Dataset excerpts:
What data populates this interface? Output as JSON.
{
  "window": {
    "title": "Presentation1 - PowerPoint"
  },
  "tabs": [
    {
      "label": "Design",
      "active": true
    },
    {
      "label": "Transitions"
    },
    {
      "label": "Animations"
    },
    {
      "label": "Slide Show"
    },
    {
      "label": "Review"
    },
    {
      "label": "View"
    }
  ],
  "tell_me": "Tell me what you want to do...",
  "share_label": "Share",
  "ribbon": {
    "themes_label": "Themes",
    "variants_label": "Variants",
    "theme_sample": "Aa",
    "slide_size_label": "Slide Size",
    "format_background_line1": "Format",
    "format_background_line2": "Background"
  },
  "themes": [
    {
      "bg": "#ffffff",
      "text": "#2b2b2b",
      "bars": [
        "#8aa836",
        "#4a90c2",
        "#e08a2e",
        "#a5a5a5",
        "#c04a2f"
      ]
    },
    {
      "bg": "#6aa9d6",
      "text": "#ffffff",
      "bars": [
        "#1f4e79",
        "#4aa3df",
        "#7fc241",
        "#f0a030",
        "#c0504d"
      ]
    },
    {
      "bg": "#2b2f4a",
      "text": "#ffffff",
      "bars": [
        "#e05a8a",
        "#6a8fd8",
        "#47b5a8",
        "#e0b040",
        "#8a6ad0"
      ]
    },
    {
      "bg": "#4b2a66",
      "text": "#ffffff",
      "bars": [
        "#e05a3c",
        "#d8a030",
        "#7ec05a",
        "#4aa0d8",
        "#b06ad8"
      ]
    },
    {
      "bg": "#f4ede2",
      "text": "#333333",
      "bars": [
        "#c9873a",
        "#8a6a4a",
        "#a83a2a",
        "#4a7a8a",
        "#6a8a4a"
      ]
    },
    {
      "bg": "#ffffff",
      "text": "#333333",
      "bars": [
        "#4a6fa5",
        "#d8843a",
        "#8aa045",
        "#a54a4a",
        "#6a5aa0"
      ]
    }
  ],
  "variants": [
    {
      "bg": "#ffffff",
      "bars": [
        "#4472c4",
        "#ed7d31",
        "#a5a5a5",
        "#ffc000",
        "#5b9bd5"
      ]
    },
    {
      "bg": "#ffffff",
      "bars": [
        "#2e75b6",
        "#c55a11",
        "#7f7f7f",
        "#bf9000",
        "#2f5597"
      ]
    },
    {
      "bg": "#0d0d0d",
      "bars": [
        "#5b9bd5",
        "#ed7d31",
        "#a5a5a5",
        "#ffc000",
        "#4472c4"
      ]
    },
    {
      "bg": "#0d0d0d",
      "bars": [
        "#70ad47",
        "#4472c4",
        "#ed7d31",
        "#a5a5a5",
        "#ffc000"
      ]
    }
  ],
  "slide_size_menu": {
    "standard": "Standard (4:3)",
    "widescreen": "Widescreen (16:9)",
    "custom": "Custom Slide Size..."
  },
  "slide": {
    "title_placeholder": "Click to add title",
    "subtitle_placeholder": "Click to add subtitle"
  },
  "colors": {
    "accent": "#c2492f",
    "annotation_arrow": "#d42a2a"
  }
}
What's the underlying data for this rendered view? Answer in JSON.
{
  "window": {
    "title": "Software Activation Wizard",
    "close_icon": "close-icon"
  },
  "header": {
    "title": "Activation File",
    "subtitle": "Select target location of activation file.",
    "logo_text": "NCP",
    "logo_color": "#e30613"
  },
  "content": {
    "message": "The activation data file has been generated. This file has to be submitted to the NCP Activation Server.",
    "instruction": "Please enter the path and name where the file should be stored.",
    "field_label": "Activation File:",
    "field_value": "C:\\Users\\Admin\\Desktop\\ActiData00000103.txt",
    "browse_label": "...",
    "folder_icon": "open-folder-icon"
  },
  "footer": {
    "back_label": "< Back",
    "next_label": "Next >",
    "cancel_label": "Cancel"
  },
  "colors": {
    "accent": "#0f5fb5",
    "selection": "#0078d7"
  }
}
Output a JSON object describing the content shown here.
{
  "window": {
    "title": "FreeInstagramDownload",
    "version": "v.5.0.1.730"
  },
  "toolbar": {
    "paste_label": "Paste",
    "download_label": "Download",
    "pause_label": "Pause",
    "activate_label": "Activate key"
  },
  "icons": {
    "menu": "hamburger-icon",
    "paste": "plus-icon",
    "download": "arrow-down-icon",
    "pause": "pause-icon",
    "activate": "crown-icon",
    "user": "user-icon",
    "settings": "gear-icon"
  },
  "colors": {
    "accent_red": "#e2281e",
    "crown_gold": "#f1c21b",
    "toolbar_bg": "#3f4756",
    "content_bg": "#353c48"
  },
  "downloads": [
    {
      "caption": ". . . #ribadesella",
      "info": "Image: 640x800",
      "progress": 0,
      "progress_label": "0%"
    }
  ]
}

Problem description: Every entry should be printed again exactly as it stands.

Complete answer:
What data populates this interface? Output as JSON.
{
  "window": {
    "title": "Presentation1 - PowerPoint"
  },
  "tabs": [
    {
      "label": "Design",
      "active": true
    },
    {
      "label": "Transitions"
    },
    {
      "label": "Animations"
    },
    {
      "label": "Slide Show"
    },
    {
      "label": "Review"
    },
    {
      "label": "View"
    }
  ],
  "tell_me": "Tell me what you want to do...",
  "share_label": "Share",
  "ribbon": {
    "themes_label": "Themes",
    "variants_label": "Variants",
    "theme_sample": "Aa",
    "slide_size_label": "Slide Size",
    "format_background_line1": "Format",
    "format_background_line2": "Background"
  },
  "themes": [
    {
      "bg": "#ffffff",
      "text": "#2b2b2b",
      "bars": [
        "#8aa836",
        "#4a90c2",
        "#e08a2e",
        "#a5a5a5",
        "#c04a2f"
      ]
    },
    {
      "bg": "#6aa9d6",
      "text": "#ffffff",
      "bars": [
        "#1f4e79",
        "#4aa3df",
        "#7fc241",
        "#f0a030",
        "#c0504d"
      ]
    },
    {
      "bg": "#2b2f4a",
      "text": "#ffffff",
      "bars": [
        "#e05a8a",
        "#6a8fd8",
        "#47b5a8",
        "#e0b040",
        "#8a6ad0"
      ]
    },
    {
      "bg": "#4b2a66",
      "text": "#ffffff",
      "bars": [
        "#e05a3c",
        "#d8a030",
        "#7ec05a",
        "#4aa0d8",
        "#b06ad8"
      ]
    },
    {
      "bg": "#f4ede2",
      "text": "#333333",
      "bars": [
        "#c9873a",
        "#8a6a4a",
        "#a83a2a",
        "#4a7a8a",
        "#6a8a4a"
      ]
    },
    {
      "bg": "#ffffff",
      "text": "#333333",
      "bars": [
        "#4a6fa5",
        "#d8843a",
        "#8aa045",
        "#a54a4a",
        "#6a5aa0"
      ]
    }
  ],
  "variants": [
    {
      "bg": "#ffffff",
      "bars": [
        "#4472c4",
        "#ed7d31",
        "#a5a5a5",
        "#ffc000",
        "#5b9bd5"
      ]
    },
    {
      "bg": "#ffffff",
      "bars": [
        "#2e75b6",
        "#c55a11",
        "#7f7f7f",
        "#bf9000",
        "#2f5597"
      ]
    },
    {
      "bg": "#0d0d0d",
      "bars": [
        "#5b9bd5",
        "#ed7d31",
        "#a5a5a5",
        "#ffc000",
        "#4472c4"
      ]
    },
    {
      "bg": "#0d0d0d",
      "bars": [
        "#70ad47",
        "#4472c4",
        "#ed7d31",
        "#a5a5a5",
        "#ffc000"
      ]
    }
  ],
  "slide_size_menu": {
    "standard": "Standard (4:3)",
    "widescreen": "Widescreen (16:9)",
    "custom": "Custom Slide Size..."
  },
  "slide": {
    "title_placeholder": "Click to add title",
    "subtitle_placeholder": "Click to add subtitle"
  },
  "colors": {
    "accent": "#c2492f",
    "annotation_arrow": "#d42a2a"
  }
}
What's the underlying data for this rendered view? Answer in JSON.
{
  "window": {
    "title": "Software Activation Wizard",
    "close_icon": "close-icon"
  },
  "header": {
    "title": "Activation File",
    "subtitle": "Select target location of activation file.",
    "logo_text": "NCP",
    "logo_color": "#e30613"
  },
  "content": {
    "message": "The activation data file has been generated. This file has to be submitted to the NCP Activation Server.",
    "instruction": "Please enter the path and name where the file should be stored.",
    "field_label": "Activation File:",
    "field_value": "C:\\Users\\Admin\\Desktop\\ActiData00000103.txt",
    "browse_label": "...",
    "folder_icon": "open-folder-icon"
  },
  "footer": {
    "back_label": "< Back",
    "next_label": "Next >",
    "cancel_label": "Cancel"
  },
  "colors": {
    "accent": "#0f5fb5",
    "selection": "#0078d7"
  }
}
Output a JSON object describing the content shown here.
{
  "window": {
    "title": "FreeInstagramDownload",
    "version": "v.5.0.1.730"
  },
  "toolbar": {
    "paste_label": "Paste",
    "download_label": "Download",
    "pause_label": "Pause",
    "activate_label": "Activate key"
  },
  "icons": {
    "menu": "hamburger-icon",
    "paste": "plus-icon",
    "download": "arrow-down-icon",
    "pause": "pause-icon",
    "activate": "crown-icon",
    "user": "user-icon",
    "settings": "gear-icon"
  },
  "colors": {
    "accent_red": "#e2281e",
    "crown_gold": "#f1c21b",
    "toolbar_bg": "#3f4756",
    "content_bg": "#353c48"
  },
  "downloads": [
    {
      "caption": ". . . #ribadesella",
      "info": "Image: 640x800",
      "progress": 0,
      "progress_label": "0%"
    }
  ]
}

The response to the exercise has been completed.